→ **Given task**
Among the entries below, find the lines with "Spouse" and copy them.

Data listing
========
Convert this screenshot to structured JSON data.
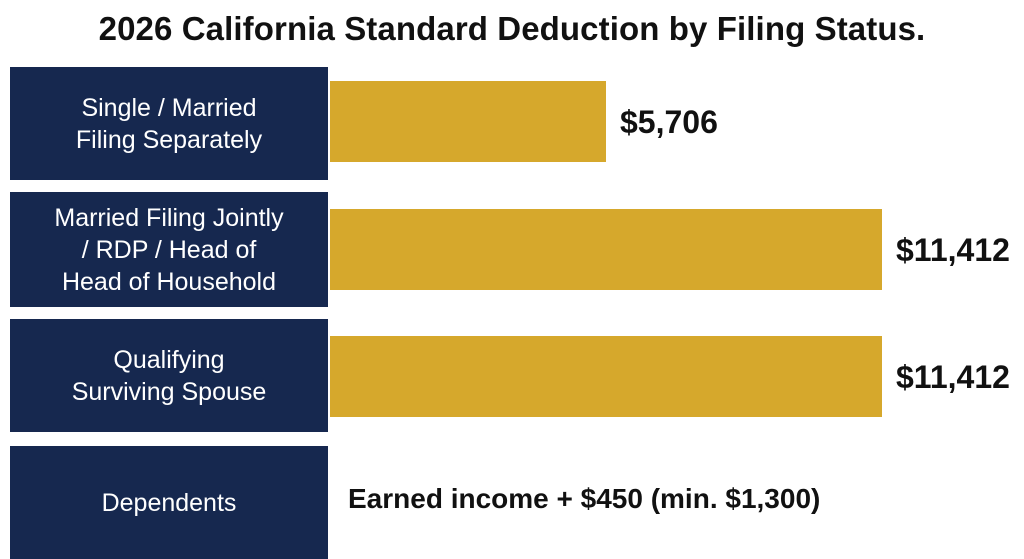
{
  "title": "2026 California Standard Deduction by Filing Status.",
  "colors": {
    "label_box": "#16284f",
    "bar": "#d6a82c",
    "text": "#111111"
  },
  "chart_data": {
    "type": "bar",
    "orientation": "horizontal",
    "title": "2026 California Standard Deduction by Filing Status.",
    "categories": [
      "Single / Married Filing Separately",
      "Married Filing Jointly / RDP / Head of Head of Household",
      "Qualifying Surviving Spouse"
    ],
    "values": [
      5706,
      11412,
      11412
    ],
    "value_labels": [
      "$5,706",
      "$11,412",
      "$11,412"
    ],
    "xlim": [
      0,
      11412
    ],
    "grid": false,
    "legend": "none"
  },
  "rows": [
    {
      "lines": [
        "Single / Married",
        "Filing Separately"
      ]
    },
    {
      "lines": [
        "Married Filing Jointly",
        "/ RDP / Head of",
        "Head of Household"
      ]
    },
    {
      "lines": [
        "Qualifying",
        "Surviving Spouse"
      ]
    }
  ],
  "dependents": {
    "label": "Dependents",
    "text": "Earned income + $450 (min. $1,300)"
  }
}
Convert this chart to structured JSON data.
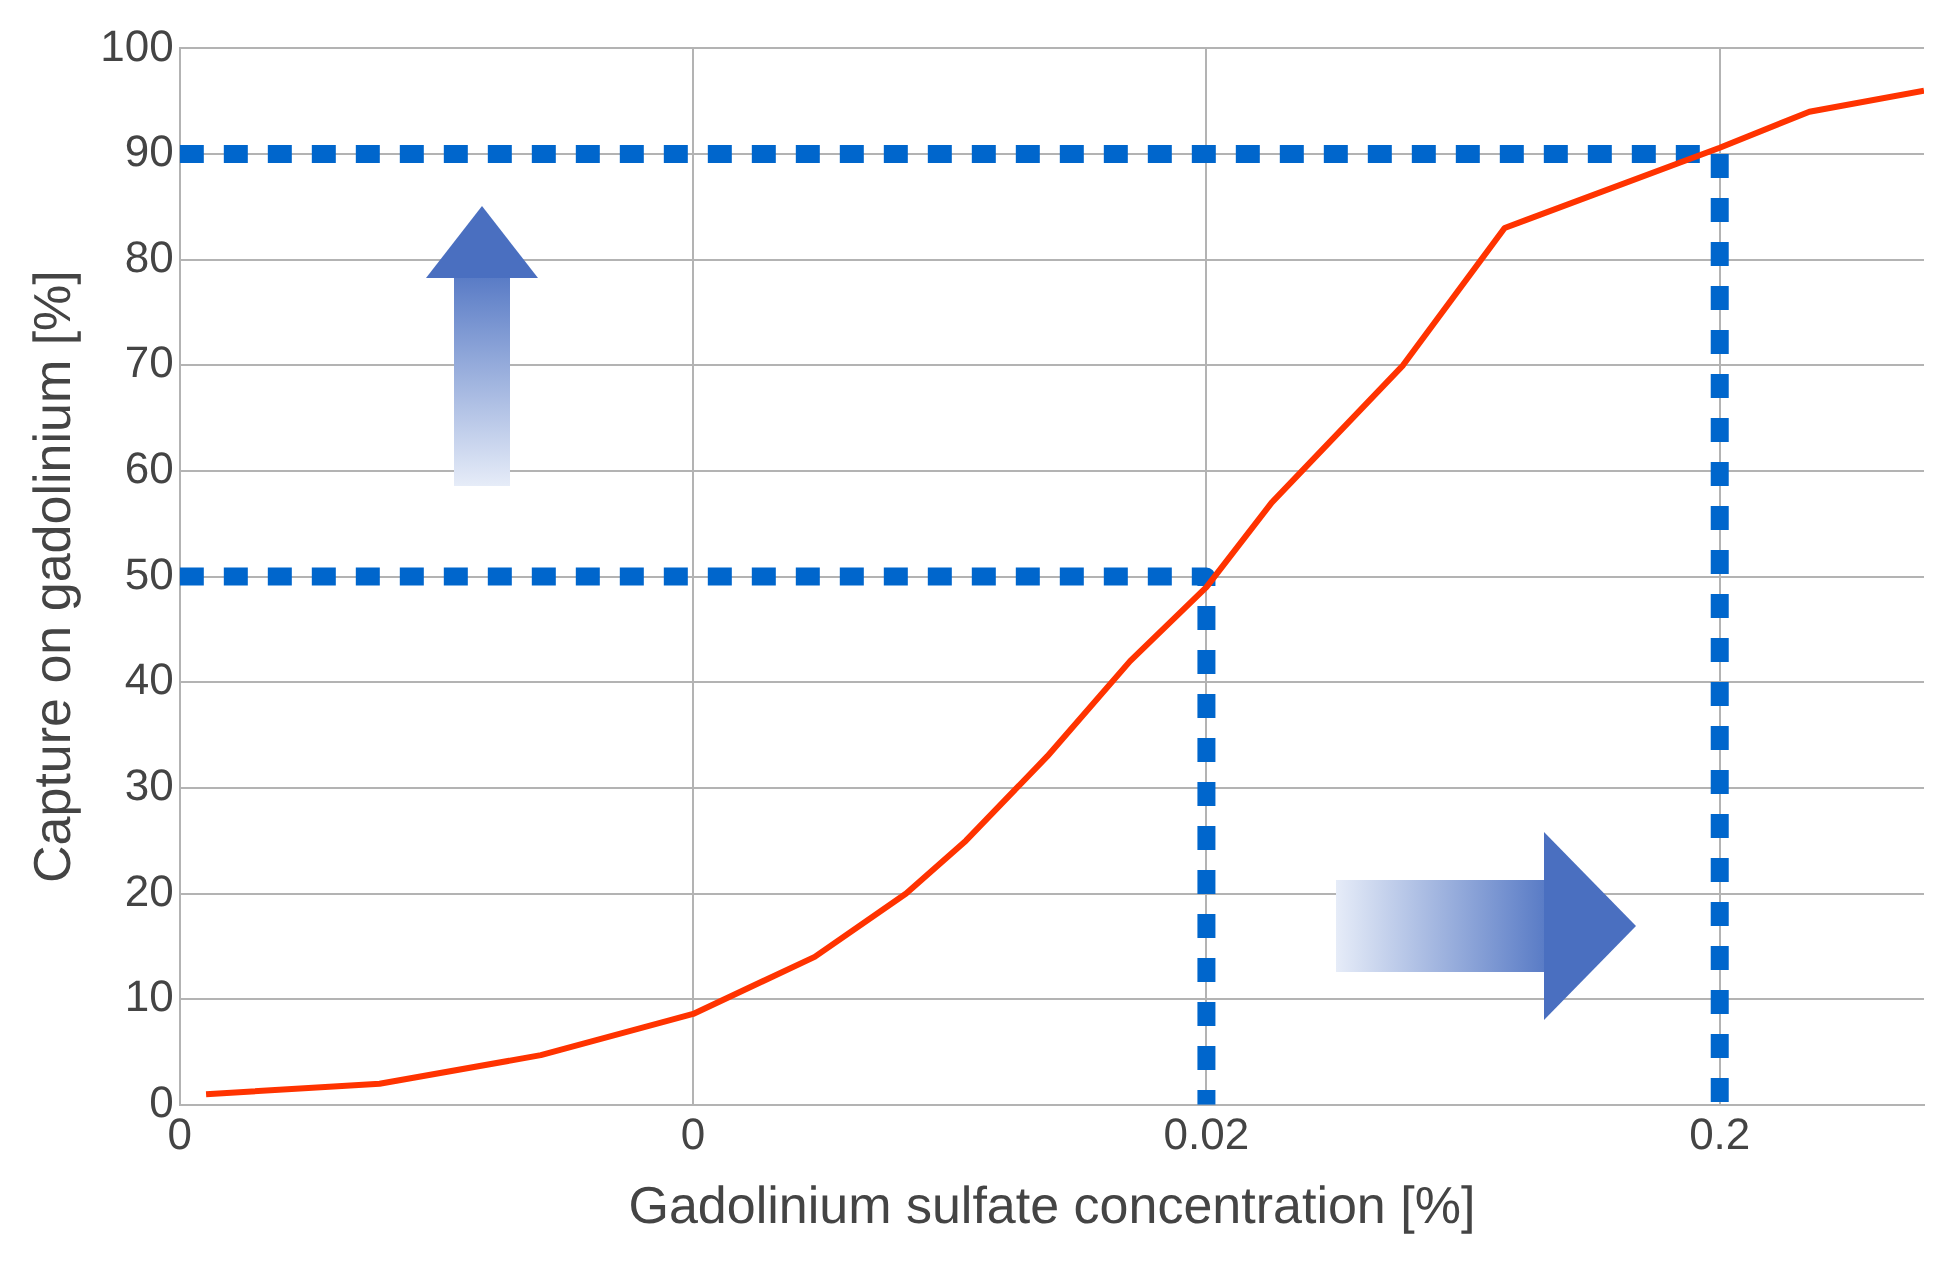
{
  "chart_data": {
    "type": "line",
    "xlabel": "Gadolinium sulfate concentration [%]",
    "ylabel": "Capture on gadolinium [%]",
    "log": "x",
    "xlim": [
      0.0002,
      0.5
    ],
    "xticks": [
      {
        "value": 0.0002,
        "label": "0"
      },
      {
        "value": 0.002,
        "label": "0"
      },
      0.02,
      0.2
    ],
    "ylim": [
      0,
      100
    ],
    "yticks": [
      0,
      10,
      20,
      30,
      40,
      50,
      60,
      70,
      80,
      90,
      100
    ],
    "grid": true,
    "marker": "none",
    "series": [
      {
        "color": "#ff3300",
        "line_style": "solid",
        "x": [
          0.000225,
          0.00049,
          0.00101,
          0.002,
          0.00345,
          0.0052,
          0.0068,
          0.0098,
          0.0142,
          0.02,
          0.0268,
          0.0483,
          0.0762,
          0.2,
          0.299,
          0.5
        ],
        "values": [
          1,
          2,
          4.7,
          8.6,
          14,
          20,
          25,
          33,
          42,
          49,
          57,
          70,
          83,
          90.6,
          94,
          96
        ]
      },
      {
        "color": "#0066cc",
        "line_style": "dashed",
        "x": [
          0.0002,
          0.02,
          0.02
        ],
        "values": [
          50,
          50,
          0
        ]
      },
      {
        "color": "#0066cc",
        "line_style": "dashed",
        "x": [
          0.0002,
          0.2,
          0.2
        ],
        "values": [
          90,
          90,
          0
        ]
      }
    ]
  }
}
========
→ **Expected answer**
      "Qualifying Surviving Spouse"
        "Surviving Spouse"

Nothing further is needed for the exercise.